**TASK DETAILS**
Report every line of the records that contains the word "empresa".

---------- GIVEN DATA

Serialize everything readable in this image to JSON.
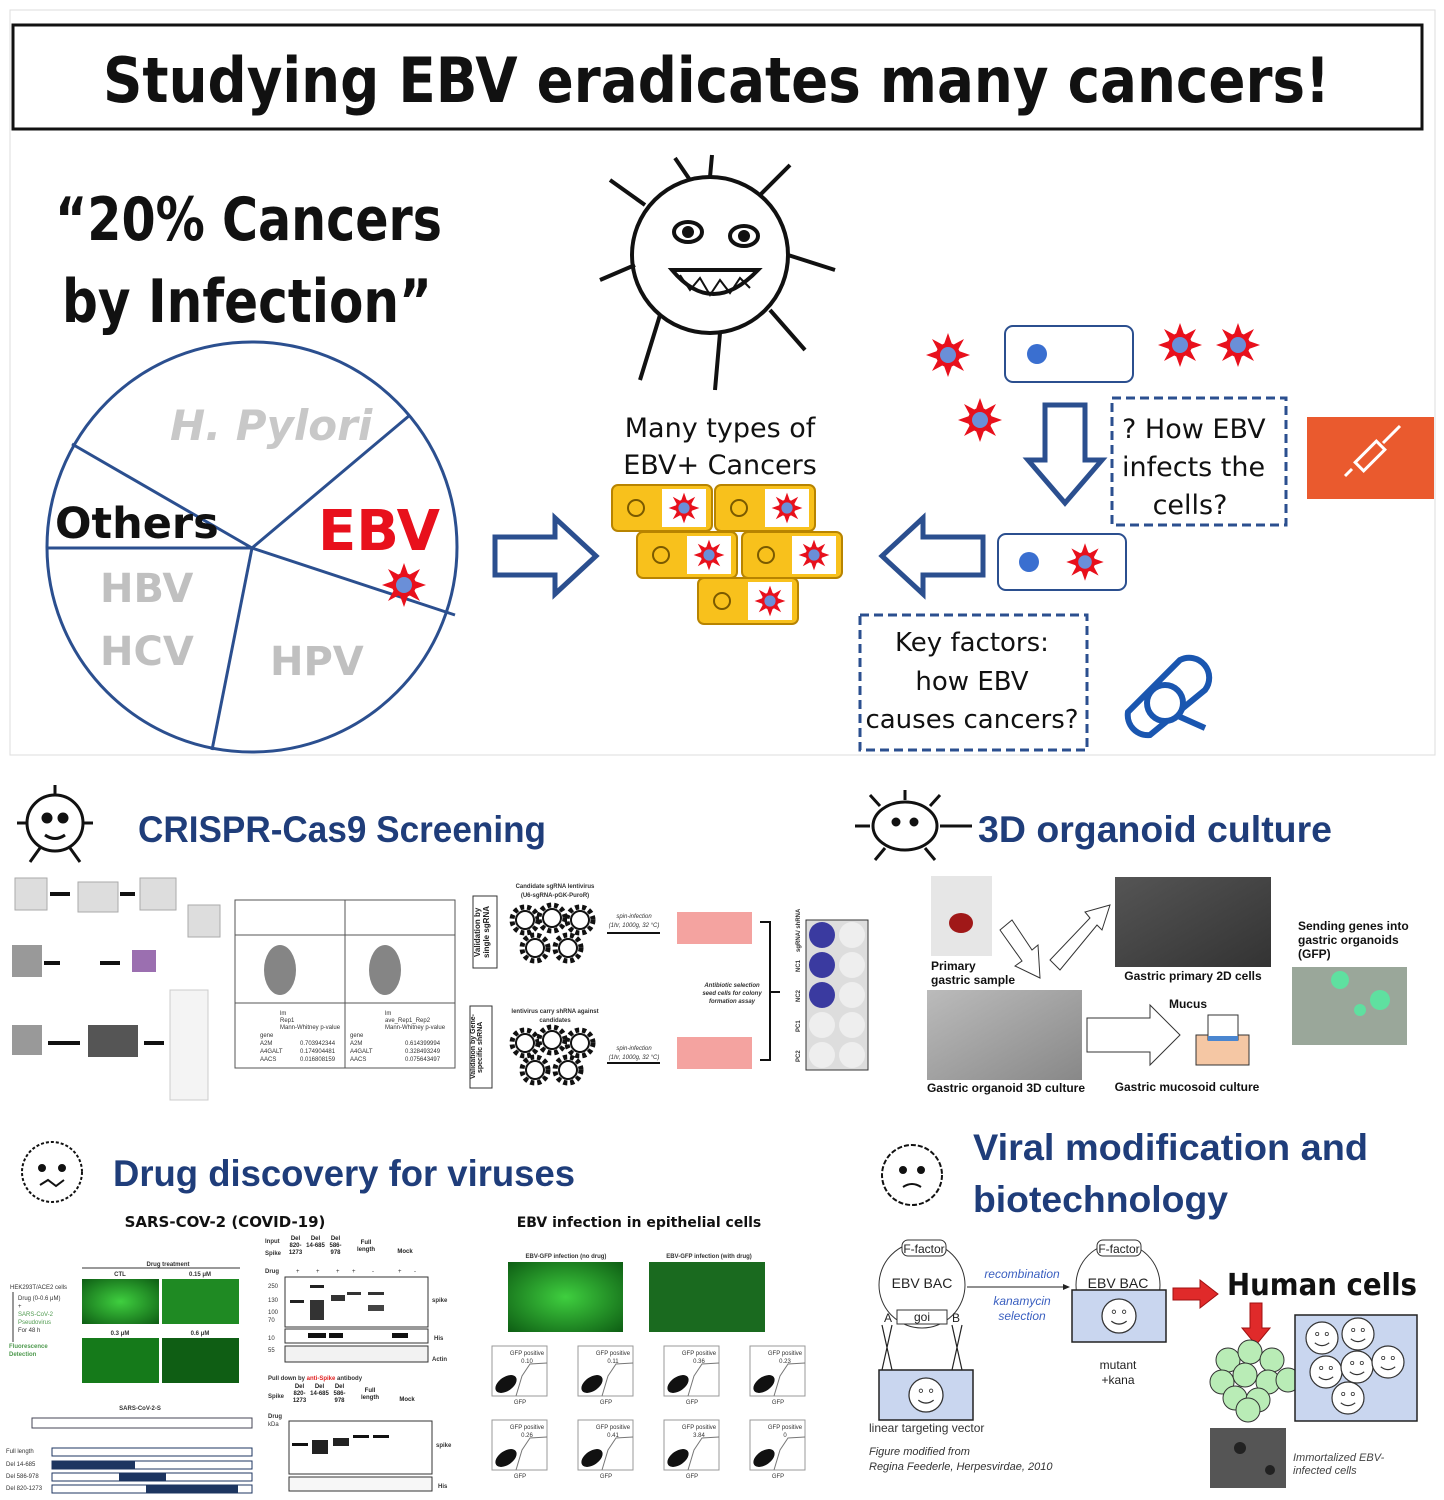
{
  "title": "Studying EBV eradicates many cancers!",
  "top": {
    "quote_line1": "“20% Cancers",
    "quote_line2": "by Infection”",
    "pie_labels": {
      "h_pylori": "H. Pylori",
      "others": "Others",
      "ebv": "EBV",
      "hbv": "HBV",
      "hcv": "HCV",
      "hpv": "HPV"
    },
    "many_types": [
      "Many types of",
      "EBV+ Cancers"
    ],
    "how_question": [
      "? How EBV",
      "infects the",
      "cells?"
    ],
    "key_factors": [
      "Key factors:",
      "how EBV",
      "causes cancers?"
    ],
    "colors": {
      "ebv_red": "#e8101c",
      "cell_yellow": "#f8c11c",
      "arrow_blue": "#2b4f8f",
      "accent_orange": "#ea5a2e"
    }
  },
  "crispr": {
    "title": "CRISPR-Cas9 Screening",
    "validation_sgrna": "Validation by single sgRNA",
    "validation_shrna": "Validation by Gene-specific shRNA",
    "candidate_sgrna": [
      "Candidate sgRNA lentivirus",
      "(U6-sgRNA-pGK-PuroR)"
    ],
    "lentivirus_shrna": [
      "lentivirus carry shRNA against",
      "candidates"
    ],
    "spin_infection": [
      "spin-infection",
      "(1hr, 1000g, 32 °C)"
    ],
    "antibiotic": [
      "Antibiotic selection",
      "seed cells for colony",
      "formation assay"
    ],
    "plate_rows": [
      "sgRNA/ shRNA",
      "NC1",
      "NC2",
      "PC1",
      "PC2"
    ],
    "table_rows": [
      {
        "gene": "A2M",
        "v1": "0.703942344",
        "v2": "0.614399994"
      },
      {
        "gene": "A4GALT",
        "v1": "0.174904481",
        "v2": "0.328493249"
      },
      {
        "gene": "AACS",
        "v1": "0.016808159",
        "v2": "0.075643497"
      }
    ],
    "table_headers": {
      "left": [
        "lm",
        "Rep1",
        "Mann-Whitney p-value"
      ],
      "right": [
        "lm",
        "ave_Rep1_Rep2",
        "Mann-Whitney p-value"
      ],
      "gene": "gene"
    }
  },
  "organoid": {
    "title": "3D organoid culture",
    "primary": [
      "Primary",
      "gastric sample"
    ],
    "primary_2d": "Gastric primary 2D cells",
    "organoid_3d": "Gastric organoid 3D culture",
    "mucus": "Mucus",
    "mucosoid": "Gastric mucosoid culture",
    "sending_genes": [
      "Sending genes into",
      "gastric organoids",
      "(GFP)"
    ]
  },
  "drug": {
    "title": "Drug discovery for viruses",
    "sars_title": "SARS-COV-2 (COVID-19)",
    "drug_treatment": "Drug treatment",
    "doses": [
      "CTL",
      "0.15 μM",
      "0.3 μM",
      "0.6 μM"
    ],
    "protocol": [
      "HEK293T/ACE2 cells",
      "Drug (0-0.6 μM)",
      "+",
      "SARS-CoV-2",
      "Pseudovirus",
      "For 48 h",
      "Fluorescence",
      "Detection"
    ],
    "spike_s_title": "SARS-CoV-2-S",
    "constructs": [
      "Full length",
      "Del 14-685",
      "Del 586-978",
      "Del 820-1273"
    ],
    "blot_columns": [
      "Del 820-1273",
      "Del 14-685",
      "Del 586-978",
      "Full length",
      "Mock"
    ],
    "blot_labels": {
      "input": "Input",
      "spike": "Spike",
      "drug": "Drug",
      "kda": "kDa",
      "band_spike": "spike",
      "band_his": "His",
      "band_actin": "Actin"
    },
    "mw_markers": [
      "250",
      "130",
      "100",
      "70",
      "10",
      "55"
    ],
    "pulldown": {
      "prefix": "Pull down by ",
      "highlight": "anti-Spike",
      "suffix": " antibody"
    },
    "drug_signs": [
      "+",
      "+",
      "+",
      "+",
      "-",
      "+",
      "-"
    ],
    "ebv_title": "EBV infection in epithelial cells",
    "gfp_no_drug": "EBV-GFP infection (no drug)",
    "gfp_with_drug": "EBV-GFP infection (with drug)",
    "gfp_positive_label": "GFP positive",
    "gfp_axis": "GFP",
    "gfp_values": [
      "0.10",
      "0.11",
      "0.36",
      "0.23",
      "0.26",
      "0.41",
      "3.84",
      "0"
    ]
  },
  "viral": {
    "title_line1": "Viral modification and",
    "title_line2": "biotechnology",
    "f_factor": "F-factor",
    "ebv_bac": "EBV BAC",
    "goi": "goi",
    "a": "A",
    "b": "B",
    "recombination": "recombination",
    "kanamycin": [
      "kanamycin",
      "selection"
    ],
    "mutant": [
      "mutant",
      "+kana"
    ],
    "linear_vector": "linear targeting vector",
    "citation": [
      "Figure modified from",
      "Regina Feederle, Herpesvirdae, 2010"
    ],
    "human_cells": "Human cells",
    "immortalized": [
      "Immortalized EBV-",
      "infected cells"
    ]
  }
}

--------------------
---------- GIVEN DATA

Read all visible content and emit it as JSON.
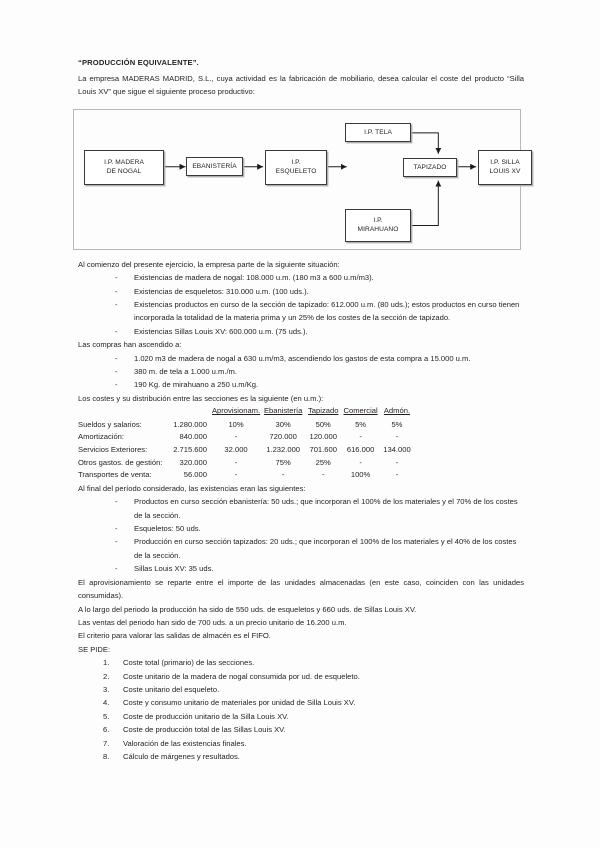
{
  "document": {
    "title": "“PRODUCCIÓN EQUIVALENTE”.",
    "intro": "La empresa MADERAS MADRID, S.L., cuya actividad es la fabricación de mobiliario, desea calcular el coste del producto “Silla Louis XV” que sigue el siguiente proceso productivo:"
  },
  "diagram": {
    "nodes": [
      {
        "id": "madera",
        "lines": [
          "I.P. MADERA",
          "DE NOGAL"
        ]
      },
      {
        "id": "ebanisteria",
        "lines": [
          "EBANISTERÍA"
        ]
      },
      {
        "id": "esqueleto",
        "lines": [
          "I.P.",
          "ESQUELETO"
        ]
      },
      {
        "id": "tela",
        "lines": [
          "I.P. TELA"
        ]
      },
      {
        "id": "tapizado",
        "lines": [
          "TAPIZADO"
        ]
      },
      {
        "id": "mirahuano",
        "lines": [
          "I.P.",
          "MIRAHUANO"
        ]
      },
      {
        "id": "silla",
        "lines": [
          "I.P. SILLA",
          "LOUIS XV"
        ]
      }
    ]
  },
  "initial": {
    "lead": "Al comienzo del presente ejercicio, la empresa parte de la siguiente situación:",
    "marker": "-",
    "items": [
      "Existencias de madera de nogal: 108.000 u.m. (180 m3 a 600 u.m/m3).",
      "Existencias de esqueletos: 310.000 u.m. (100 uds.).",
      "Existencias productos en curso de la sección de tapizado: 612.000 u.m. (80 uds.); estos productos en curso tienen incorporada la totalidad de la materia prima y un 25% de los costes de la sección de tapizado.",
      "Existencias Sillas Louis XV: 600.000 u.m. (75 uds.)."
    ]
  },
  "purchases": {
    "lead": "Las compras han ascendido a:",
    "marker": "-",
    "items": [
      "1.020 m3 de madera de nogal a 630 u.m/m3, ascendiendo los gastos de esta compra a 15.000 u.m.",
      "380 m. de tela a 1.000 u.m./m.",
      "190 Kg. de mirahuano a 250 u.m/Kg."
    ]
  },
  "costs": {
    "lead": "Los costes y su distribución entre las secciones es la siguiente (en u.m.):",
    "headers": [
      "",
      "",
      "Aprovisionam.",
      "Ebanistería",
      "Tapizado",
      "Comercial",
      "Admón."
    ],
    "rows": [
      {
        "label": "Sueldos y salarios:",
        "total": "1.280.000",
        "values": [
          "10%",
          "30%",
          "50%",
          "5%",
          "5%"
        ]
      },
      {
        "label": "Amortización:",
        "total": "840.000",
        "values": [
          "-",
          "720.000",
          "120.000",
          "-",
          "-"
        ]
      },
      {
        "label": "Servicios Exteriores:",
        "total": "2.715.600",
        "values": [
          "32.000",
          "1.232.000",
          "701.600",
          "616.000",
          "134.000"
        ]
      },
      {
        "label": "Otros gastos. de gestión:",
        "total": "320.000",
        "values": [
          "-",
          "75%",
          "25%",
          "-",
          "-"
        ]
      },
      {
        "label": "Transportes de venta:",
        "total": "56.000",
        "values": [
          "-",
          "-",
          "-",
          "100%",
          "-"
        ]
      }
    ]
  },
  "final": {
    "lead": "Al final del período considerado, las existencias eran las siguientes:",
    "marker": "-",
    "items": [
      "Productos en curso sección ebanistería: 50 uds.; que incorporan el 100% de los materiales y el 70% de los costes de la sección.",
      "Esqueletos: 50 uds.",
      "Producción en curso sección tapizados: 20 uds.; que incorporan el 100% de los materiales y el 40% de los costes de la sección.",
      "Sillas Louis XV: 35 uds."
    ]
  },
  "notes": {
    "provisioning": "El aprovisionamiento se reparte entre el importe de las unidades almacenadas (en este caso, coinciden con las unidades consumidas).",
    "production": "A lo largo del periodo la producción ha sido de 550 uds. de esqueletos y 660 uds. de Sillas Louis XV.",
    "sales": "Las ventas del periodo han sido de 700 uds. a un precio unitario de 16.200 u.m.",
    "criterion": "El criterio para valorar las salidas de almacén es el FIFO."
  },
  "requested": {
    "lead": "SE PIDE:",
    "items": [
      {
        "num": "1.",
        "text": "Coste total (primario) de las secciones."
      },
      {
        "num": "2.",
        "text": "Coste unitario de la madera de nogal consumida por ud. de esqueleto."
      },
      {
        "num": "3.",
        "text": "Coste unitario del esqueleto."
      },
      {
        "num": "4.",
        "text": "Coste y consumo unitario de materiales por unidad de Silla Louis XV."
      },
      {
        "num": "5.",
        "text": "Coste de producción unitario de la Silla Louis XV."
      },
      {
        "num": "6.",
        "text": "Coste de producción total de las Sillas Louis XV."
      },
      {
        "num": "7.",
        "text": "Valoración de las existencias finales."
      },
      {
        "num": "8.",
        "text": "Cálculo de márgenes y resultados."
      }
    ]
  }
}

--------------------
---------- GIVEN DATA

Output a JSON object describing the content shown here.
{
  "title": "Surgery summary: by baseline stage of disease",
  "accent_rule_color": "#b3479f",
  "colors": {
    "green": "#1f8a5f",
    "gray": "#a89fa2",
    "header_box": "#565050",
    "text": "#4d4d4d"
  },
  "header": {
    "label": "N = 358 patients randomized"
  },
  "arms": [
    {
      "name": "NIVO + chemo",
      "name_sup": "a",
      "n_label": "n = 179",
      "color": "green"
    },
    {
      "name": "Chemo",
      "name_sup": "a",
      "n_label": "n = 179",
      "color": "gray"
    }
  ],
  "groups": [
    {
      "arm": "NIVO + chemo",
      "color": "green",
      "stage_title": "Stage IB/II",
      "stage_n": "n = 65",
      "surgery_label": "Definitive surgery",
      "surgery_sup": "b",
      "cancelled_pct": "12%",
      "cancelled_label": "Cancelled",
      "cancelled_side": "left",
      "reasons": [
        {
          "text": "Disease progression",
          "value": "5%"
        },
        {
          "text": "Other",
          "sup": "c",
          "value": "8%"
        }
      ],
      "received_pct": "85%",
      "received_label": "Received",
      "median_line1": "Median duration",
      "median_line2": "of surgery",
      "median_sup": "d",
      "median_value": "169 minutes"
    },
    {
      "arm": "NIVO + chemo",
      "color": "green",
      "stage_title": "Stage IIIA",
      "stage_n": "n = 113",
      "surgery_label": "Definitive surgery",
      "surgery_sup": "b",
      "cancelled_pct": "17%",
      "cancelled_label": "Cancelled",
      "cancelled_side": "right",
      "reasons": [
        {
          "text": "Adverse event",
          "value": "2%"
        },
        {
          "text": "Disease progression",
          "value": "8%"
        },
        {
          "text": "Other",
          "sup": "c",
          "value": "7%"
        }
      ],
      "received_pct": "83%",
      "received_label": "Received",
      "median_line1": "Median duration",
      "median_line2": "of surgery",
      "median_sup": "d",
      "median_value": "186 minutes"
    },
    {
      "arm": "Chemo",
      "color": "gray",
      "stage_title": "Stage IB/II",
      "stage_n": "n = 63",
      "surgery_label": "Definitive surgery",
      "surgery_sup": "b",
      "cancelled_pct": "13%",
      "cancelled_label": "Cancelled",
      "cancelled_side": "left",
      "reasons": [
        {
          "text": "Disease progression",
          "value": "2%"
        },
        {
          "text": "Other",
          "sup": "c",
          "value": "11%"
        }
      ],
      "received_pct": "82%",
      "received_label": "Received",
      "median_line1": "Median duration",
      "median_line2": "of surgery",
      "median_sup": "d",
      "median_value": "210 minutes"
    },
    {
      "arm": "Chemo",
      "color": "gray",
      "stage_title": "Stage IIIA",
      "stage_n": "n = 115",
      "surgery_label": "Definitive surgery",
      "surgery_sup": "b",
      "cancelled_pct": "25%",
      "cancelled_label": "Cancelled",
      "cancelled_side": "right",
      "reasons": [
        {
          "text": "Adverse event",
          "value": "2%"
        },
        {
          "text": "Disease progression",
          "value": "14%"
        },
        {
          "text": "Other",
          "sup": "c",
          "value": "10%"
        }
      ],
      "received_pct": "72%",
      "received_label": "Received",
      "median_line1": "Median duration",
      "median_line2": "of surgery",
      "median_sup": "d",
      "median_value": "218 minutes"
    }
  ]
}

--------------------

**WRITTEN SOLUTION**
    "intro": "La empresa MADERAS MADRID, S.L., cuya actividad es la fabricación de mobiliario, desea calcular el coste del producto “Silla Louis XV” que sigue el siguiente proceso productivo:"
    "lead": "Al comienzo del presente ejercicio, la empresa parte de la siguiente situación:",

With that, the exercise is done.